▶ **Entries supplied**
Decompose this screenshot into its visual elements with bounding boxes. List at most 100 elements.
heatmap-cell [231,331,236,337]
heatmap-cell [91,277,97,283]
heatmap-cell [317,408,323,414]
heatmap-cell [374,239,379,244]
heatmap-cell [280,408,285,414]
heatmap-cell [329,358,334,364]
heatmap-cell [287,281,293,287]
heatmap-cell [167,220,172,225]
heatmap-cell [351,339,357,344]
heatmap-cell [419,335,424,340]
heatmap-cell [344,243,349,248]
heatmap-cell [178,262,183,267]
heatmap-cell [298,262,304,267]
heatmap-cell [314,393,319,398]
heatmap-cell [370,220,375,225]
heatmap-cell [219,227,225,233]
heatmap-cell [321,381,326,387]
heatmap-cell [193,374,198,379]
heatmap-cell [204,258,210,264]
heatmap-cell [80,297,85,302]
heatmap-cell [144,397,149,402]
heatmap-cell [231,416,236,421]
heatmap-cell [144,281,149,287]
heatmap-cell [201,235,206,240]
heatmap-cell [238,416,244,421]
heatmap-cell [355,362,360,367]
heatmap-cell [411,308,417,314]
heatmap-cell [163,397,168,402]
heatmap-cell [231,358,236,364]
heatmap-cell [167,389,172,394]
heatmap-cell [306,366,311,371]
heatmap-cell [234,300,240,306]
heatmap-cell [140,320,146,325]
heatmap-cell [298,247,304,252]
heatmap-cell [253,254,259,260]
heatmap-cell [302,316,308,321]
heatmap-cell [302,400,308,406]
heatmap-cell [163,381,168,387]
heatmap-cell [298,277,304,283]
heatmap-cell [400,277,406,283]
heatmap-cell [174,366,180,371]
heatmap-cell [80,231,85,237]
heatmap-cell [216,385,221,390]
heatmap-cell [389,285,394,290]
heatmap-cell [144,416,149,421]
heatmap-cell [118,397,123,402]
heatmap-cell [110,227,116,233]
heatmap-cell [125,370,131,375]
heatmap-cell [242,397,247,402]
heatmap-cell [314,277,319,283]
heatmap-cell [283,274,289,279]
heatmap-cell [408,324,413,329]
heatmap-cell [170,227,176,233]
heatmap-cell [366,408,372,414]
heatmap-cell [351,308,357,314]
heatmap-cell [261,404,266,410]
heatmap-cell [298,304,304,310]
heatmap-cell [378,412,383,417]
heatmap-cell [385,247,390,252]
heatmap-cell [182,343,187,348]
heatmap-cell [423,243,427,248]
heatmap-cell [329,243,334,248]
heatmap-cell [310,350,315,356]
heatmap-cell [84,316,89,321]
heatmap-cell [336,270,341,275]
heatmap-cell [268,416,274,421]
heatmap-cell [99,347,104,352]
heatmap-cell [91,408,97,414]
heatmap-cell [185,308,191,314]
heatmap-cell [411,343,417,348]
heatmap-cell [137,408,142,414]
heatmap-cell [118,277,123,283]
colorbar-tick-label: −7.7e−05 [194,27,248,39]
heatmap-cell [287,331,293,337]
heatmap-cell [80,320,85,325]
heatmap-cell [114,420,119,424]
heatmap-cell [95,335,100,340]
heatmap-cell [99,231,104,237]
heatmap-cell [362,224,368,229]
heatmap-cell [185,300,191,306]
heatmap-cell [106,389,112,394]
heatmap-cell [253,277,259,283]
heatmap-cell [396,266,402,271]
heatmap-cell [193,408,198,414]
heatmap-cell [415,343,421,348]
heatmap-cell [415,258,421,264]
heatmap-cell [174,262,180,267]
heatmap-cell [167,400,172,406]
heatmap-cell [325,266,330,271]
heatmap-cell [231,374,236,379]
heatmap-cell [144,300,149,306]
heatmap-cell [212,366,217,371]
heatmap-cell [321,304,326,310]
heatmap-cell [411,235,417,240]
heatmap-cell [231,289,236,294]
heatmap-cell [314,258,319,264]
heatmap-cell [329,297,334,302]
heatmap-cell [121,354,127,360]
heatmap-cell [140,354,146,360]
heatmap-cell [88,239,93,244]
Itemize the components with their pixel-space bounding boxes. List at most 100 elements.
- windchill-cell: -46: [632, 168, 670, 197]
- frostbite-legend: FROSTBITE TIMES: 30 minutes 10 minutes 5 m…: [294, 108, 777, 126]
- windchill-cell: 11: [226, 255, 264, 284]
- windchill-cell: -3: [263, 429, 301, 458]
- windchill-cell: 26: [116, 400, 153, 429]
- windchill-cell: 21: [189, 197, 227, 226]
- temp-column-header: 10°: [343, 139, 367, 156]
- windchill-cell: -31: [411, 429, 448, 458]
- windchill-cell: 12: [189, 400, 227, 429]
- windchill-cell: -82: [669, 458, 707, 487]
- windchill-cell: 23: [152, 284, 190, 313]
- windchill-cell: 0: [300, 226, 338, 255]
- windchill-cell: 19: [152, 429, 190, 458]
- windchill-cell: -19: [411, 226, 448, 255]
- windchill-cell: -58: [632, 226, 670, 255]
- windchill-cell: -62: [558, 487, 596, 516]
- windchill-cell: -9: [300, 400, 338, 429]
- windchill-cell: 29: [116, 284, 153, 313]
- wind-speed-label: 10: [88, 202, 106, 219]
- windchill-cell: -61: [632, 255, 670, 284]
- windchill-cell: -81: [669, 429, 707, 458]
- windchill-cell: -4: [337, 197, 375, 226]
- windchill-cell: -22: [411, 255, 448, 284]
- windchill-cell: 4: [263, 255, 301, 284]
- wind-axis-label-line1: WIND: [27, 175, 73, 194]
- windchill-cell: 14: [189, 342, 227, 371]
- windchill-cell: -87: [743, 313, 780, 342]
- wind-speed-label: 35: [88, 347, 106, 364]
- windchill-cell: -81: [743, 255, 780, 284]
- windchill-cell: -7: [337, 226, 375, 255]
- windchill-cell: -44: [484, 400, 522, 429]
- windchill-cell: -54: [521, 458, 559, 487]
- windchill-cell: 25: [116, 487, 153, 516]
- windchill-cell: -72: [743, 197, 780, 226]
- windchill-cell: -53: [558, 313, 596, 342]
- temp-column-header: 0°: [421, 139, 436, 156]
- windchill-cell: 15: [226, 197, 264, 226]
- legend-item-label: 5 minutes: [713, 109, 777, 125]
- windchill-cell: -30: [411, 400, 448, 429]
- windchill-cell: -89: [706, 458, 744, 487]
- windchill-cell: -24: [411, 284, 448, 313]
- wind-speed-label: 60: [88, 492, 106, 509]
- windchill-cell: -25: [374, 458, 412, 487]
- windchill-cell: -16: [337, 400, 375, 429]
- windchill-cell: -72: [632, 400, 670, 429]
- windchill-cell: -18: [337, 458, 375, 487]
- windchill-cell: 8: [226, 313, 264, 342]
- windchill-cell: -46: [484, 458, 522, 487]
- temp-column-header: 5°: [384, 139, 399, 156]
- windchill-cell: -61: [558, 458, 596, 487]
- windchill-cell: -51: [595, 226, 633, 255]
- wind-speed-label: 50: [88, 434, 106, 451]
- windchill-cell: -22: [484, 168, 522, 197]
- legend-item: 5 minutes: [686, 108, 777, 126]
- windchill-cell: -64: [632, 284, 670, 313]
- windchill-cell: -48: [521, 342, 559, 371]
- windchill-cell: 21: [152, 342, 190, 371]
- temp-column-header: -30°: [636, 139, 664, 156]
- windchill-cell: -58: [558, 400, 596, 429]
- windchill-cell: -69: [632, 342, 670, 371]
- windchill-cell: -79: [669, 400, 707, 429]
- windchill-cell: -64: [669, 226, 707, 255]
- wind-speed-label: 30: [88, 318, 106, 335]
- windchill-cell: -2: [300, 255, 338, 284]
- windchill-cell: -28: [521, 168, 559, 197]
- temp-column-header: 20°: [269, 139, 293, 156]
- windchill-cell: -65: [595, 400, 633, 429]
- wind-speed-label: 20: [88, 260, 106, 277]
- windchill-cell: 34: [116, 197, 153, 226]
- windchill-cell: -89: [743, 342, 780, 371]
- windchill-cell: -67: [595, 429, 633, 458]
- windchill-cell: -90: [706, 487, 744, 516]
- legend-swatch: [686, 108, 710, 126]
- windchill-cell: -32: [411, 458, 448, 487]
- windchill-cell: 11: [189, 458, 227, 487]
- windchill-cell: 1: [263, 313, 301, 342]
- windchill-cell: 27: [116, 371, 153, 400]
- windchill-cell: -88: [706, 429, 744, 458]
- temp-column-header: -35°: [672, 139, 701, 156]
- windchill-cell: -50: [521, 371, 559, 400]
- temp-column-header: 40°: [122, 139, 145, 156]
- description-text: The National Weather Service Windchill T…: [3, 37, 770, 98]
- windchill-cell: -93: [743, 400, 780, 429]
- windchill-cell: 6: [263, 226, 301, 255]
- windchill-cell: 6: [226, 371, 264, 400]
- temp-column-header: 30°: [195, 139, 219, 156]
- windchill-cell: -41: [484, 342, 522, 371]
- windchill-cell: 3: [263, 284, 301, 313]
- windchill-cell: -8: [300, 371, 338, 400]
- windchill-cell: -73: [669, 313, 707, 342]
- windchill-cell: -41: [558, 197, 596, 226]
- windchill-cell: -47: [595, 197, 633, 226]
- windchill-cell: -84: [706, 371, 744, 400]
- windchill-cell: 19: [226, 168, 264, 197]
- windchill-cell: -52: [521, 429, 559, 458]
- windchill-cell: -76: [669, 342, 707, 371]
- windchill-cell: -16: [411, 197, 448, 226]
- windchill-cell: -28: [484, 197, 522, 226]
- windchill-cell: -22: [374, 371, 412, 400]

▶ **Task objective**
Rewrite everything from the start of the listing down to the line containing "heatmap-cell [351,339,357,344]", replacing "Decompose" with "Break down" and changing nothing else.

▶ **The response**
Break down this screenshot into its visual elements with bounding boxes. List at most 100 elements.
heatmap-cell [231,331,236,337]
heatmap-cell [91,277,97,283]
heatmap-cell [317,408,323,414]
heatmap-cell [374,239,379,244]
heatmap-cell [280,408,285,414]
heatmap-cell [329,358,334,364]
heatmap-cell [287,281,293,287]
heatmap-cell [167,220,172,225]
heatmap-cell [351,339,357,344]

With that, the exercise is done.